* start *

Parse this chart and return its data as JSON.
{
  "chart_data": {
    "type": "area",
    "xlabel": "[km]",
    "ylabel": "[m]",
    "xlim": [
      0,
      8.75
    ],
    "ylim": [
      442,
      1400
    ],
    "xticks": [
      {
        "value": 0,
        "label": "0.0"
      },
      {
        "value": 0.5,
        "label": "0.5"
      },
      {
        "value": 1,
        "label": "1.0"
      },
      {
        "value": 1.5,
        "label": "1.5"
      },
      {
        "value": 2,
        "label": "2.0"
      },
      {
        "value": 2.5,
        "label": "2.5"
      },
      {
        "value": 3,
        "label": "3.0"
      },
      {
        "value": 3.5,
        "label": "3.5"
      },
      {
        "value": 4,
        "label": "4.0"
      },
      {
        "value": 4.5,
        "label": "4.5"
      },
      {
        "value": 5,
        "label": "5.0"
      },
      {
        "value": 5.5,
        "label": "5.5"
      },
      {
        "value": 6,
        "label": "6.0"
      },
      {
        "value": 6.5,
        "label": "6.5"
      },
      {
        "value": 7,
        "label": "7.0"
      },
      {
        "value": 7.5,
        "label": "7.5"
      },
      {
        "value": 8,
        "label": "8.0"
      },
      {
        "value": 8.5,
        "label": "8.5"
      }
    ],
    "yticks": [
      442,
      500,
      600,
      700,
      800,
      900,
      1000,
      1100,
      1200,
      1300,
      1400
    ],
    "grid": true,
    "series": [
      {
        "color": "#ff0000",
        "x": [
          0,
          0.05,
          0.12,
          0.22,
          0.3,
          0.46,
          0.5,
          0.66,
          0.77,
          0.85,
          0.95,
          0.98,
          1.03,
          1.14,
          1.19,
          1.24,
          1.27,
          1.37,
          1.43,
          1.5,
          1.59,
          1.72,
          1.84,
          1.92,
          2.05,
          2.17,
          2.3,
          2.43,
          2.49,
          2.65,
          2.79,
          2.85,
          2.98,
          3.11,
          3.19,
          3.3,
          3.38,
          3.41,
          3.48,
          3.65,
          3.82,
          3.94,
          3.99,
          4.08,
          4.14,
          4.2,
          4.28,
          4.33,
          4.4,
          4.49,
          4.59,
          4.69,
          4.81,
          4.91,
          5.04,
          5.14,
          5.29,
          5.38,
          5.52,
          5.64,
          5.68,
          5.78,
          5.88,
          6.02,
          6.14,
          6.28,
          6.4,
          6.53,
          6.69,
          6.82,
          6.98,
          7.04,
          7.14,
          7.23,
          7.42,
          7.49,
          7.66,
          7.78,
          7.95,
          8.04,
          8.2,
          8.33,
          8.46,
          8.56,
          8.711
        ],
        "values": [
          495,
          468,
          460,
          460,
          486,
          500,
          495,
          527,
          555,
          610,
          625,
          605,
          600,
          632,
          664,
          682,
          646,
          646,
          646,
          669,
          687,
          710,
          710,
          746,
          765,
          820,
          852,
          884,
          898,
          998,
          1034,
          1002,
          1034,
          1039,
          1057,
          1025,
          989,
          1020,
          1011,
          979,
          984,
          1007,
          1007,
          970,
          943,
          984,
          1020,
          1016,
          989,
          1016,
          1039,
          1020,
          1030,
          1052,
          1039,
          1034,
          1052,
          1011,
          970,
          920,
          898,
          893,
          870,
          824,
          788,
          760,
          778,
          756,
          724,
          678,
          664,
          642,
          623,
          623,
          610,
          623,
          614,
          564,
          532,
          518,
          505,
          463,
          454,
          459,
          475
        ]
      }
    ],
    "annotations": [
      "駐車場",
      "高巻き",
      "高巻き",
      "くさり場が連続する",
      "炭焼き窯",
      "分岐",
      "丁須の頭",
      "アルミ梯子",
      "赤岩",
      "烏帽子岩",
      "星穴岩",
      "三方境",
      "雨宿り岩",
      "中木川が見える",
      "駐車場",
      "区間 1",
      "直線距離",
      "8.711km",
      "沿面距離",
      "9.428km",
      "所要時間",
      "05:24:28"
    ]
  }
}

* end *

→ **What is asked**
Using the data above, print every record exactly as shown.

→ **Complete response**
Parse this chart and return its data as JSON.
{
  "chart_data": {
    "type": "area",
    "xlabel": "[km]",
    "ylabel": "[m]",
    "xlim": [
      0,
      8.75
    ],
    "ylim": [
      442,
      1400
    ],
    "xticks": [
      {
        "value": 0,
        "label": "0.0"
      },
      {
        "value": 0.5,
        "label": "0.5"
      },
      {
        "value": 1,
        "label": "1.0"
      },
      {
        "value": 1.5,
        "label": "1.5"
      },
      {
        "value": 2,
        "label": "2.0"
      },
      {
        "value": 2.5,
        "label": "2.5"
      },
      {
        "value": 3,
        "label": "3.0"
      },
      {
        "value": 3.5,
        "label": "3.5"
      },
      {
        "value": 4,
        "label": "4.0"
      },
      {
        "value": 4.5,
        "label": "4.5"
      },
      {
        "value": 5,
        "label": "5.0"
      },
      {
        "value": 5.5,
        "label": "5.5"
      },
      {
        "value": 6,
        "label": "6.0"
      },
      {
        "value": 6.5,
        "label": "6.5"
      },
      {
        "value": 7,
        "label": "7.0"
      },
      {
        "value": 7.5,
        "label": "7.5"
      },
      {
        "value": 8,
        "label": "8.0"
      },
      {
        "value": 8.5,
        "label": "8.5"
      }
    ],
    "yticks": [
      442,
      500,
      600,
      700,
      800,
      900,
      1000,
      1100,
      1200,
      1300,
      1400
    ],
    "grid": true,
    "series": [
      {
        "color": "#ff0000",
        "x": [
          0,
          0.05,
          0.12,
          0.22,
          0.3,
          0.46,
          0.5,
          0.66,
          0.77,
          0.85,
          0.95,
          0.98,
          1.03,
          1.14,
          1.19,
          1.24,
          1.27,
          1.37,
          1.43,
          1.5,
          1.59,
          1.72,
          1.84,
          1.92,
          2.05,
          2.17,
          2.3,
          2.43,
          2.49,
          2.65,
          2.79,
          2.85,
          2.98,
          3.11,
          3.19,
          3.3,
          3.38,
          3.41,
          3.48,
          3.65,
          3.82,
          3.94,
          3.99,
          4.08,
          4.14,
          4.2,
          4.28,
          4.33,
          4.4,
          4.49,
          4.59,
          4.69,
          4.81,
          4.91,
          5.04,
          5.14,
          5.29,
          5.38,
          5.52,
          5.64,
          5.68,
          5.78,
          5.88,
          6.02,
          6.14,
          6.28,
          6.4,
          6.53,
          6.69,
          6.82,
          6.98,
          7.04,
          7.14,
          7.23,
          7.42,
          7.49,
          7.66,
          7.78,
          7.95,
          8.04,
          8.2,
          8.33,
          8.46,
          8.56,
          8.711
        ],
        "values": [
          495,
          468,
          460,
          460,
          486,
          500,
          495,
          527,
          555,
          610,
          625,
          605,
          600,
          632,
          664,
          682,
          646,
          646,
          646,
          669,
          687,
          710,
          710,
          746,
          765,
          820,
          852,
          884,
          898,
          998,
          1034,
          1002,
          1034,
          1039,
          1057,
          1025,
          989,
          1020,
          1011,
          979,
          984,
          1007,
          1007,
          970,
          943,
          984,
          1020,
          1016,
          989,
          1016,
          1039,
          1020,
          1030,
          1052,
          1039,
          1034,
          1052,
          1011,
          970,
          920,
          898,
          893,
          870,
          824,
          788,
          760,
          778,
          756,
          724,
          678,
          664,
          642,
          623,
          623,
          610,
          623,
          614,
          564,
          532,
          518,
          505,
          463,
          454,
          459,
          475
        ]
      }
    ],
    "annotations": [
      "駐車場",
      "高巻き",
      "高巻き",
      "くさり場が連続する",
      "炭焼き窯",
      "分岐",
      "丁須の頭",
      "アルミ梯子",
      "赤岩",
      "烏帽子岩",
      "星穴岩",
      "三方境",
      "雨宿り岩",
      "中木川が見える",
      "駐車場",
      "区間 1",
      "直線距離",
      "8.711km",
      "沿面距離",
      "9.428km",
      "所要時間",
      "05:24:28"
    ]
  }
}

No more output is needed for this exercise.